» Listed records
********************

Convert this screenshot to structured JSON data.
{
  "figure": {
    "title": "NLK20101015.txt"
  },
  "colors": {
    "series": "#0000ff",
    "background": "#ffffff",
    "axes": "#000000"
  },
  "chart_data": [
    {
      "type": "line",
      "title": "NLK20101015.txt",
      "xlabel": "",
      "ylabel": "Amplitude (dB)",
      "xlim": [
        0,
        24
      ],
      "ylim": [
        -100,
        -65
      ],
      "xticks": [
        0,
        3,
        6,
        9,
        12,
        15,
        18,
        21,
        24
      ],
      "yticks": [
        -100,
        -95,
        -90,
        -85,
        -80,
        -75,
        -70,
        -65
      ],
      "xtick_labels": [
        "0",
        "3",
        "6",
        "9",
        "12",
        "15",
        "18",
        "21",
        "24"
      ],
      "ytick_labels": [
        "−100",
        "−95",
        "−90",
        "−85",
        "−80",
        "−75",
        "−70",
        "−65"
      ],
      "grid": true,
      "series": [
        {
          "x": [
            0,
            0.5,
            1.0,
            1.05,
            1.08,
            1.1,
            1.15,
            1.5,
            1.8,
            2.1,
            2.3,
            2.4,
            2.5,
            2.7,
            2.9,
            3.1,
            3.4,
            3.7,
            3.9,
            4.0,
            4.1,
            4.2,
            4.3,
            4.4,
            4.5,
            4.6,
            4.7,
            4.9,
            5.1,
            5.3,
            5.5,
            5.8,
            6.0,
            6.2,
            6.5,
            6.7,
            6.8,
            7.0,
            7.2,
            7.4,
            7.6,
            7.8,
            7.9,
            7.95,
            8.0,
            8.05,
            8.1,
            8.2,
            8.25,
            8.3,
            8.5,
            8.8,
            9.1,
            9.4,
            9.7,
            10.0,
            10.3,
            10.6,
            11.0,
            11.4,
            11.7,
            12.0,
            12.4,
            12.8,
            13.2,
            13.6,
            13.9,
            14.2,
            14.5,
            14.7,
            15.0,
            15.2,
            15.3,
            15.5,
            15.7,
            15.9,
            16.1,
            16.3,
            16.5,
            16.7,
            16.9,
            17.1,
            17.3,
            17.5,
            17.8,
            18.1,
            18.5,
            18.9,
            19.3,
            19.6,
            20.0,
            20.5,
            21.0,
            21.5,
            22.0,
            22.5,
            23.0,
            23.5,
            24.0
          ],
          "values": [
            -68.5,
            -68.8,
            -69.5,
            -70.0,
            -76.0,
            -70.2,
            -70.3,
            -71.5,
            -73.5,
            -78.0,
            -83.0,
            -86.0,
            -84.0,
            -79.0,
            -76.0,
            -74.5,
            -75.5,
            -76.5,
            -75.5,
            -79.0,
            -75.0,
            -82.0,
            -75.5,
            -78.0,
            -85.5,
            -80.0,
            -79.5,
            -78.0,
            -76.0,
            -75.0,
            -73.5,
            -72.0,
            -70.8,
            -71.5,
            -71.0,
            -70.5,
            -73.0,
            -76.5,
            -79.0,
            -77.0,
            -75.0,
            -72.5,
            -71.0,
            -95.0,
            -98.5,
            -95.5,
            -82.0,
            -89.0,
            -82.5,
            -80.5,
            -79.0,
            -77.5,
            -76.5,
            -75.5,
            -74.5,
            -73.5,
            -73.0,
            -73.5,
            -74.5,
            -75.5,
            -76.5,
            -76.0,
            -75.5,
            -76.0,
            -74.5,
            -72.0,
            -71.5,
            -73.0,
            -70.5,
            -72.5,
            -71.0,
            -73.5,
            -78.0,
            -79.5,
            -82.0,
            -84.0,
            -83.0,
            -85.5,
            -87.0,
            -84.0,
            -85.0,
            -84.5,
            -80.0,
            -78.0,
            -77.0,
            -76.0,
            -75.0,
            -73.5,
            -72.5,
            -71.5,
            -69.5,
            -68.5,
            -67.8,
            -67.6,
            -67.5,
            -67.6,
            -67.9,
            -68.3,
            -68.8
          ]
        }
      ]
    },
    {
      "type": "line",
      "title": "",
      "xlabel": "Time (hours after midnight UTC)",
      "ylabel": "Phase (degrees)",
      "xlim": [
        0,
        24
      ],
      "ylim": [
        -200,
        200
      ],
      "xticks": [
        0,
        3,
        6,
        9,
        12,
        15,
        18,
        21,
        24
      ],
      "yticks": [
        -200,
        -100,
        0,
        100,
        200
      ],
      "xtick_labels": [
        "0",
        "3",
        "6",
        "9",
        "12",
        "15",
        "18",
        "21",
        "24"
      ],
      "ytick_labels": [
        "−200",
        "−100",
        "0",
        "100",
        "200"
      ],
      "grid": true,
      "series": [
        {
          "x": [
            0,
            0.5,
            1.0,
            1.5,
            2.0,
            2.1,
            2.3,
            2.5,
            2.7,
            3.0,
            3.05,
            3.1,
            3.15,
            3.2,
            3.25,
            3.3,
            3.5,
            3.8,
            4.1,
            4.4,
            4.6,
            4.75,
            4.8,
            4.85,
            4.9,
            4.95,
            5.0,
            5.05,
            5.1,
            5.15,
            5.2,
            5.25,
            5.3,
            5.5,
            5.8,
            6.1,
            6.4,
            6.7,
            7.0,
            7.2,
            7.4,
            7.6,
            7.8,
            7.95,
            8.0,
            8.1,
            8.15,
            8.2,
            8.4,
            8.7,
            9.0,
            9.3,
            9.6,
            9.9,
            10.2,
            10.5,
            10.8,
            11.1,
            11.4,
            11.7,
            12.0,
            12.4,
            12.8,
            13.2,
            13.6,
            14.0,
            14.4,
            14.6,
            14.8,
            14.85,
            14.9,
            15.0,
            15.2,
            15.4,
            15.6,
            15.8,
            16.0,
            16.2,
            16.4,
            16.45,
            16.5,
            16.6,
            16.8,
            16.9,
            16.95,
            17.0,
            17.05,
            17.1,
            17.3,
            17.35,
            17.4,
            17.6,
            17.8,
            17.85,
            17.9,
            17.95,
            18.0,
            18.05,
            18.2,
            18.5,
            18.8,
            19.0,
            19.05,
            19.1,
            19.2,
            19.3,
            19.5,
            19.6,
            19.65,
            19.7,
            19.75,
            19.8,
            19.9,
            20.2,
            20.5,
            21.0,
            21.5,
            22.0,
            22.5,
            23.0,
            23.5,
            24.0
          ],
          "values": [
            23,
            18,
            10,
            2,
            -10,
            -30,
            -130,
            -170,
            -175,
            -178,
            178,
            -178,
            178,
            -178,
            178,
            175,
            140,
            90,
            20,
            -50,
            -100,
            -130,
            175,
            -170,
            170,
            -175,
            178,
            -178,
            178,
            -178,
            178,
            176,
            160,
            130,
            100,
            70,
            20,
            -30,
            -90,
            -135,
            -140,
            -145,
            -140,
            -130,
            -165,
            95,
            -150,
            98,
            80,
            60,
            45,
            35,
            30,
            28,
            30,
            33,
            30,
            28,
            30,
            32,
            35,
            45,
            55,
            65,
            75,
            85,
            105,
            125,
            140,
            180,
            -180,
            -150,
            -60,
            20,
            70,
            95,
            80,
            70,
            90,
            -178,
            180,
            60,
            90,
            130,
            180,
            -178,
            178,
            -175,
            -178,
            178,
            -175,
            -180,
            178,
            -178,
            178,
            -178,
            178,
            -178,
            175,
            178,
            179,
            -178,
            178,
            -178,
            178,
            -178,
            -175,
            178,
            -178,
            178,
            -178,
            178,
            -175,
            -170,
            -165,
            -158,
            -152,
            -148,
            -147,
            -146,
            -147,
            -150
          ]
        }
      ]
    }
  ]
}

********************

Which lines hold the word "title"? Return all of them from the records above.

    "title": "NLK20101015.txt"
      "title": "NLK20101015.txt",
      "title": "",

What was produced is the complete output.